● Task goal:
Retype everything in the listing, leaving each line exactly as it is.

● Exercise material:

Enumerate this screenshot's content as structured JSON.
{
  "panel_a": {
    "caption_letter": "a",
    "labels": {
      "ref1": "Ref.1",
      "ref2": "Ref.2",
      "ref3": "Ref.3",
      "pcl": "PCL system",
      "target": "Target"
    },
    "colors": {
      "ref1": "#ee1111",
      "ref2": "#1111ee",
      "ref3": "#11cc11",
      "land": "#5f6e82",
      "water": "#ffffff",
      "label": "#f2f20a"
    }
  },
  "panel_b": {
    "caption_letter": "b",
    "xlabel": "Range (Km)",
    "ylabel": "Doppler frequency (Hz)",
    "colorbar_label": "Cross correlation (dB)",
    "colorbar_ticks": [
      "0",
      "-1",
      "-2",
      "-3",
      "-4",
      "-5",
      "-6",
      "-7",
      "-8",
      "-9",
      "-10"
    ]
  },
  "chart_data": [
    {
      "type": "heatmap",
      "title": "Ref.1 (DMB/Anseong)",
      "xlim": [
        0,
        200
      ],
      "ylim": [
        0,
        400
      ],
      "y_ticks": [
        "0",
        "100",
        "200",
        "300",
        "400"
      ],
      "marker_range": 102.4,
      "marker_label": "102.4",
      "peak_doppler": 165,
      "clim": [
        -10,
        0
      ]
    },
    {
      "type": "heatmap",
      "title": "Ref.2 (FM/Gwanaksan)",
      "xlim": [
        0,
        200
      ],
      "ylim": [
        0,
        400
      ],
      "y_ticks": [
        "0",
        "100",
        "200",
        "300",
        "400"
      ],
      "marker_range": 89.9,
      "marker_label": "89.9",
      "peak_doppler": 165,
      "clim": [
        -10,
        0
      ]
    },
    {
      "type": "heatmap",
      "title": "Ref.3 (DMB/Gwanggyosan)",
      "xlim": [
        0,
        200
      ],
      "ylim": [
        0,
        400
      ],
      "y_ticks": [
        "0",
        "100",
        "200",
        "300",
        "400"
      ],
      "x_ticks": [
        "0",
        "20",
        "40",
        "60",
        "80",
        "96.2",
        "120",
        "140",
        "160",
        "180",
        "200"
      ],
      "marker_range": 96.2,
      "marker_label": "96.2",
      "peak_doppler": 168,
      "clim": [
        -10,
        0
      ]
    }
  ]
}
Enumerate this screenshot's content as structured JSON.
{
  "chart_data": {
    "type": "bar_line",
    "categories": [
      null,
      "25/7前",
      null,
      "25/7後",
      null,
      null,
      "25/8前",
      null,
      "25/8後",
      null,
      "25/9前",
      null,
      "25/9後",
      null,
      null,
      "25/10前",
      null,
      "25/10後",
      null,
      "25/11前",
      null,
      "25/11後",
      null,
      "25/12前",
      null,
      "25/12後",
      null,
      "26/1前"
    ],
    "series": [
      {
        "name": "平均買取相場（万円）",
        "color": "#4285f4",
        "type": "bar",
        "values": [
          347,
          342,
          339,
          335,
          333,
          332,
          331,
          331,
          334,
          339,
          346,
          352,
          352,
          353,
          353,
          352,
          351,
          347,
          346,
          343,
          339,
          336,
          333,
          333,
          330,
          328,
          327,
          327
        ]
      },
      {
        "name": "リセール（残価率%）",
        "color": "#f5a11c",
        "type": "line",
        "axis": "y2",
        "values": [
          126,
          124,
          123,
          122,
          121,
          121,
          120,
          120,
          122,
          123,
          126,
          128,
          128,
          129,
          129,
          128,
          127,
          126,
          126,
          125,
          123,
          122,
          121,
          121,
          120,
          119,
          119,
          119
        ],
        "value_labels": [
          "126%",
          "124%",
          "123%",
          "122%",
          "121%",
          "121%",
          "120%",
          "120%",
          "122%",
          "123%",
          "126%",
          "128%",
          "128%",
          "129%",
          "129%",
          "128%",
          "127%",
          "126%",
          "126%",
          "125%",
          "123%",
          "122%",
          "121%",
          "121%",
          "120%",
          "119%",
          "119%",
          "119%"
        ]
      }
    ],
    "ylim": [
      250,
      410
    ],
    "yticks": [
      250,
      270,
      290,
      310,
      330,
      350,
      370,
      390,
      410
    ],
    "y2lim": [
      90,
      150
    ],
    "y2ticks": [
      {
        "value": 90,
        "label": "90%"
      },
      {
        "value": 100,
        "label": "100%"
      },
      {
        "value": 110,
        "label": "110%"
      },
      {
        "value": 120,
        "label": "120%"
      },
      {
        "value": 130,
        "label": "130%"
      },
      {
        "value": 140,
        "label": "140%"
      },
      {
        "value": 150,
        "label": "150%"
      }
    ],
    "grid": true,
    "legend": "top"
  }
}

● Response:
Enumerate this screenshot's content as structured JSON.
{
  "panel_a": {
    "caption_letter": "a",
    "labels": {
      "ref1": "Ref.1",
      "ref2": "Ref.2",
      "ref3": "Ref.3",
      "pcl": "PCL system",
      "target": "Target"
    },
    "colors": {
      "ref1": "#ee1111",
      "ref2": "#1111ee",
      "ref3": "#11cc11",
      "land": "#5f6e82",
      "water": "#ffffff",
      "label": "#f2f20a"
    }
  },
  "panel_b": {
    "caption_letter": "b",
    "xlabel": "Range (Km)",
    "ylabel": "Doppler frequency (Hz)",
    "colorbar_label": "Cross correlation (dB)",
    "colorbar_ticks": [
      "0",
      "-1",
      "-2",
      "-3",
      "-4",
      "-5",
      "-6",
      "-7",
      "-8",
      "-9",
      "-10"
    ]
  },
  "chart_data": [
    {
      "type": "heatmap",
      "title": "Ref.1 (DMB/Anseong)",
      "xlim": [
        0,
        200
      ],
      "ylim": [
        0,
        400
      ],
      "y_ticks": [
        "0",
        "100",
        "200",
        "300",
        "400"
      ],
      "marker_range": 102.4,
      "marker_label": "102.4",
      "peak_doppler": 165,
      "clim": [
        -10,
        0
      ]
    },
    {
      "type": "heatmap",
      "title": "Ref.2 (FM/Gwanaksan)",
      "xlim": [
        0,
        200
      ],
      "ylim": [
        0,
        400
      ],
      "y_ticks": [
        "0",
        "100",
        "200",
        "300",
        "400"
      ],
      "marker_range": 89.9,
      "marker_label": "89.9",
      "peak_doppler": 165,
      "clim": [
        -10,
        0
      ]
    },
    {
      "type": "heatmap",
      "title": "Ref.3 (DMB/Gwanggyosan)",
      "xlim": [
        0,
        200
      ],
      "ylim": [
        0,
        400
      ],
      "y_ticks": [
        "0",
        "100",
        "200",
        "300",
        "400"
      ],
      "x_ticks": [
        "0",
        "20",
        "40",
        "60",
        "80",
        "96.2",
        "120",
        "140",
        "160",
        "180",
        "200"
      ],
      "marker_range": 96.2,
      "marker_label": "96.2",
      "peak_doppler": 168,
      "clim": [
        -10,
        0
      ]
    }
  ]
}
Enumerate this screenshot's content as structured JSON.
{
  "chart_data": {
    "type": "bar_line",
    "categories": [
      null,
      "25/7前",
      null,
      "25/7後",
      null,
      null,
      "25/8前",
      null,
      "25/8後",
      null,
      "25/9前",
      null,
      "25/9後",
      null,
      null,
      "25/10前",
      null,
      "25/10後",
      null,
      "25/11前",
      null,
      "25/11後",
      null,
      "25/12前",
      null,
      "25/12後",
      null,
      "26/1前"
    ],
    "series": [
      {
        "name": "平均買取相場（万円）",
        "color": "#4285f4",
        "type": "bar",
        "values": [
          347,
          342,
          339,
          335,
          333,
          332,
          331,
          331,
          334,
          339,
          346,
          352,
          352,
          353,
          353,
          352,
          351,
          347,
          346,
          343,
          339,
          336,
          333,
          333,
          330,
          328,
          327,
          327
        ]
      },
      {
        "name": "リセール（残価率%）",
        "color": "#f5a11c",
        "type": "line",
        "axis": "y2",
        "values": [
          126,
          124,
          123,
          122,
          121,
          121,
          120,
          120,
          122,
          123,
          126,
          128,
          128,
          129,
          129,
          128,
          127,
          126,
          126,
          125,
          123,
          122,
          121,
          121,
          120,
          119,
          119,
          119
        ],
        "value_labels": [
          "126%",
          "124%",
          "123%",
          "122%",
          "121%",
          "121%",
          "120%",
          "120%",
          "122%",
          "123%",
          "126%",
          "128%",
          "128%",
          "129%",
          "129%",
          "128%",
          "127%",
          "126%",
          "126%",
          "125%",
          "123%",
          "122%",
          "121%",
          "121%",
          "120%",
          "119%",
          "119%",
          "119%"
        ]
      }
    ],
    "ylim": [
      250,
      410
    ],
    "yticks": [
      250,
      270,
      290,
      310,
      330,
      350,
      370,
      390,
      410
    ],
    "y2lim": [
      90,
      150
    ],
    "y2ticks": [
      {
        "value": 90,
        "label": "90%"
      },
      {
        "value": 100,
        "label": "100%"
      },
      {
        "value": 110,
        "label": "110%"
      },
      {
        "value": 120,
        "label": "120%"
      },
      {
        "value": 130,
        "label": "130%"
      },
      {
        "value": 140,
        "label": "140%"
      },
      {
        "value": 150,
        "label": "150%"
      }
    ],
    "grid": true,
    "legend": "top"
  }
}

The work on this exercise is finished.